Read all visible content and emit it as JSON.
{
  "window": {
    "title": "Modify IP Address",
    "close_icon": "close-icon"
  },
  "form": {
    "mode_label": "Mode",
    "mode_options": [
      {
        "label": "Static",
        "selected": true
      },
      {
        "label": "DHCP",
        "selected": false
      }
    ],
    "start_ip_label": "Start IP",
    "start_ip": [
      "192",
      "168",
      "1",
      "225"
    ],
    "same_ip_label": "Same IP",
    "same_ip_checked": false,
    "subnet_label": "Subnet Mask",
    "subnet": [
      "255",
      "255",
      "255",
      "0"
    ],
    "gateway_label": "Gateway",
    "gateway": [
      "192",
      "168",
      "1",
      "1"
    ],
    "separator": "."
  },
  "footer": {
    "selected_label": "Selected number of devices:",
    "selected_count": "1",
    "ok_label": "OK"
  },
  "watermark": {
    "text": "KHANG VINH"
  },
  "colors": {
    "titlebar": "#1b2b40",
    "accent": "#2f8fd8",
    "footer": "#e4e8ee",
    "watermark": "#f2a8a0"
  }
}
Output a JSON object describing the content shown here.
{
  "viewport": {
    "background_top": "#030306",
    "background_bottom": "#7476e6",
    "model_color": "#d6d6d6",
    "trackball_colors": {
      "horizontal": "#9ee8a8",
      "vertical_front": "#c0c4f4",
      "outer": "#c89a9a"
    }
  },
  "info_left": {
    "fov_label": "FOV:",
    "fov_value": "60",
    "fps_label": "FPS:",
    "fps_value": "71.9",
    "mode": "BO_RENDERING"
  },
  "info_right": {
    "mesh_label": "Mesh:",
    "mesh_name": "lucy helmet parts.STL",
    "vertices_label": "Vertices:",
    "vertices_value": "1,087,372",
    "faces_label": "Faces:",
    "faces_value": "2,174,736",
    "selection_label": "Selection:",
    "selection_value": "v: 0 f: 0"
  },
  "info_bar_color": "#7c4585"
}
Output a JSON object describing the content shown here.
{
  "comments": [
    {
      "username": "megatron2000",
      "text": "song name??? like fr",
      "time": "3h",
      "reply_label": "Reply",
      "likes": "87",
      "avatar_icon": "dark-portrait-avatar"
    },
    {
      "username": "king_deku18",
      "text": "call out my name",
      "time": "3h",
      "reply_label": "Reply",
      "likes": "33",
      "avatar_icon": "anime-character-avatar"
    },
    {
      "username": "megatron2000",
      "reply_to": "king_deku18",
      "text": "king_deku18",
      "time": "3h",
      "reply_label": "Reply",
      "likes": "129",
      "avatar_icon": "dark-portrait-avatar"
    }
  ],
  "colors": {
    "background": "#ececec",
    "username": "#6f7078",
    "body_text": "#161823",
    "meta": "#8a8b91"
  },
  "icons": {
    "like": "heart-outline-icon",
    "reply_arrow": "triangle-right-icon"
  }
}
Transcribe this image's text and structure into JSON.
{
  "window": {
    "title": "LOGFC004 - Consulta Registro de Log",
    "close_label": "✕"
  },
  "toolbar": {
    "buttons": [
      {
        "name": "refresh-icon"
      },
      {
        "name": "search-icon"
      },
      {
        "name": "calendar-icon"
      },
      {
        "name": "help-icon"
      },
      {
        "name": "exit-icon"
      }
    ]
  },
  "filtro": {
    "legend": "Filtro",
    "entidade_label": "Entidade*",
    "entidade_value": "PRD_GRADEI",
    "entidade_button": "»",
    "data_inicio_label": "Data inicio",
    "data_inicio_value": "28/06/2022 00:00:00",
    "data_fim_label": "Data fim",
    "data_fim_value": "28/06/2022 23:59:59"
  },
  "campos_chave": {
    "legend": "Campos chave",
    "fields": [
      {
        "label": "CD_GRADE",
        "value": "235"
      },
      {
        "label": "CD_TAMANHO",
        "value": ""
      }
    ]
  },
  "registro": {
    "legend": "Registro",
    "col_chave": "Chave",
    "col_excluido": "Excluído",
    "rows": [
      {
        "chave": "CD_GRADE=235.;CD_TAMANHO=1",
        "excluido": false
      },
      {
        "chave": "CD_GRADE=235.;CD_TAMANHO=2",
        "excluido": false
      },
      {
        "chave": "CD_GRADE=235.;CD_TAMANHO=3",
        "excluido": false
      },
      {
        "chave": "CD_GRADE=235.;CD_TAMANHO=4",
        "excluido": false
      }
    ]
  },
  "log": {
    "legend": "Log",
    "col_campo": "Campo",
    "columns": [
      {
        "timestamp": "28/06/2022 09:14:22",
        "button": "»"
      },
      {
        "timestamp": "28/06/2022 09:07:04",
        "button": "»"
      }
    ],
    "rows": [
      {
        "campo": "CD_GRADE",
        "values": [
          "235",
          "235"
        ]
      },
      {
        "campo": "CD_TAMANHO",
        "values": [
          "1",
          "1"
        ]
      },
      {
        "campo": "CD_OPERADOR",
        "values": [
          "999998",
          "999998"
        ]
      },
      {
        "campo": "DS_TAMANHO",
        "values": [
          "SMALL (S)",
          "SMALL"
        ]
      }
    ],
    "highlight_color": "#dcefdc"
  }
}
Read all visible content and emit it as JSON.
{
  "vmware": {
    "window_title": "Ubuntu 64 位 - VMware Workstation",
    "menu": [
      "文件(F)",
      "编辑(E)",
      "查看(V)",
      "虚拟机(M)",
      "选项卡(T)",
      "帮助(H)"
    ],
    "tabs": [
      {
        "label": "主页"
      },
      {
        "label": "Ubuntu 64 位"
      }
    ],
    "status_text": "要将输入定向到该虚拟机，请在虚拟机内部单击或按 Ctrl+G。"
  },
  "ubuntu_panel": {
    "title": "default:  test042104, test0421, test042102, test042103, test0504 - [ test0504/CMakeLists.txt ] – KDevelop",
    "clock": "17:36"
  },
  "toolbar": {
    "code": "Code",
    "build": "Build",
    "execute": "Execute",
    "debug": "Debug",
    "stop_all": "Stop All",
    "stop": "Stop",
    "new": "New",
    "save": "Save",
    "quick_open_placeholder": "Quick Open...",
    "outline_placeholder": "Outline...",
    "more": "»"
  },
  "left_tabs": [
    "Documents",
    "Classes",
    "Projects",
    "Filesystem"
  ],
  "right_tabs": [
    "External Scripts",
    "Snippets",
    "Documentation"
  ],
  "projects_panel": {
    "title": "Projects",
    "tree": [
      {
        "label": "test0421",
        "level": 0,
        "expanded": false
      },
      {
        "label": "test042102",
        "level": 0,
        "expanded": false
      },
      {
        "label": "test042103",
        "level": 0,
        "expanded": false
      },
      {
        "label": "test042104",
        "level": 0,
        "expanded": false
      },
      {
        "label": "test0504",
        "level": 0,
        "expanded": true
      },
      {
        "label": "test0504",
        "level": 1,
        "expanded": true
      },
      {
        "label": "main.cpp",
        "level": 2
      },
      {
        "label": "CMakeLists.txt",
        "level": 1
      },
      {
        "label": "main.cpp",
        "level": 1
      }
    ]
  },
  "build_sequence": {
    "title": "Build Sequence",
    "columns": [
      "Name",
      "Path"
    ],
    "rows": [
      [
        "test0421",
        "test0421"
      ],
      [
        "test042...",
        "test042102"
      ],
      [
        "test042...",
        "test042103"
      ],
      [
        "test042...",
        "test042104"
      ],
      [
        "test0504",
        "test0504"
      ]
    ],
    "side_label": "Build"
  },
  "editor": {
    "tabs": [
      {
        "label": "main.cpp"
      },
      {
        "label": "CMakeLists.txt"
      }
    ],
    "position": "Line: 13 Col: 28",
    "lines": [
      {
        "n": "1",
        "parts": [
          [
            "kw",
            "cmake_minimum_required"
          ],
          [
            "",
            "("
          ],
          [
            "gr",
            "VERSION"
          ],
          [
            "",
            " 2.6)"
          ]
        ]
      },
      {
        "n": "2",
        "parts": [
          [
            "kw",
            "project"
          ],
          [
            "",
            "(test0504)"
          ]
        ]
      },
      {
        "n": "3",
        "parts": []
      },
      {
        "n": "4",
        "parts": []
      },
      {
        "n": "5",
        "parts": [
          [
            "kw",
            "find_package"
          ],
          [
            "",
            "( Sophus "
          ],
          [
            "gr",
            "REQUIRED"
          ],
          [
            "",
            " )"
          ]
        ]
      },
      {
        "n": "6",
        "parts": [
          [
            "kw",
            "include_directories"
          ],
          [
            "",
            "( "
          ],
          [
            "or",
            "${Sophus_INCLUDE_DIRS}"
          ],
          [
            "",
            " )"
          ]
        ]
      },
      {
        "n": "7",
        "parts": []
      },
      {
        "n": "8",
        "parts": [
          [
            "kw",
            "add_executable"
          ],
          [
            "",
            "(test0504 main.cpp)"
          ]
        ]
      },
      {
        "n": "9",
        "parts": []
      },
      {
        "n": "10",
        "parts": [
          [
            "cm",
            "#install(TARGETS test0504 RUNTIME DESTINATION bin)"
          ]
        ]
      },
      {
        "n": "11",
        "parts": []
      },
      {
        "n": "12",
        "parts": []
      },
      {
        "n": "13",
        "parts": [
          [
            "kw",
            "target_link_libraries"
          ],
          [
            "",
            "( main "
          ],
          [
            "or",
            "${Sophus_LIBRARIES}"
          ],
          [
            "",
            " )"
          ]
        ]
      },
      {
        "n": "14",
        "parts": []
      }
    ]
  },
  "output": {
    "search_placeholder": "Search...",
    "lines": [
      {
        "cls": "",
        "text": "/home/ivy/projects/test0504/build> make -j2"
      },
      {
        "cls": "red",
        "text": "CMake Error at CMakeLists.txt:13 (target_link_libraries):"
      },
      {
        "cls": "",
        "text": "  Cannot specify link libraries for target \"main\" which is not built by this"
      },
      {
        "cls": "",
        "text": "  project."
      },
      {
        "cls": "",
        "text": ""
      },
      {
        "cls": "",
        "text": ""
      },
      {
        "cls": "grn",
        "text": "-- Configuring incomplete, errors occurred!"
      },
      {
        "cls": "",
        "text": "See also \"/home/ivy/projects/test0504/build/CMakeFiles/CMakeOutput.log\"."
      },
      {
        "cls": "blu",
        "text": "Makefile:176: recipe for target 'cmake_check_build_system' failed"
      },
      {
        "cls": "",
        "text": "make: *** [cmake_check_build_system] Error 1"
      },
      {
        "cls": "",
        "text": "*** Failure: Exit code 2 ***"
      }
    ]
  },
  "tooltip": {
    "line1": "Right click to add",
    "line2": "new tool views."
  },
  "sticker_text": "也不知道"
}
○ ○ ○
● **Exercise details**:
Show every line in the records above that contains the word "main".

● **Solved problem**:
        "label": "main.cpp",
        "label": "main.cpp",
        "label": "main.cpp"
            "(test0504 main.cpp)"
            "( main "
        "text": "  Cannot specify link libraries for target \"main\" which is not built by this"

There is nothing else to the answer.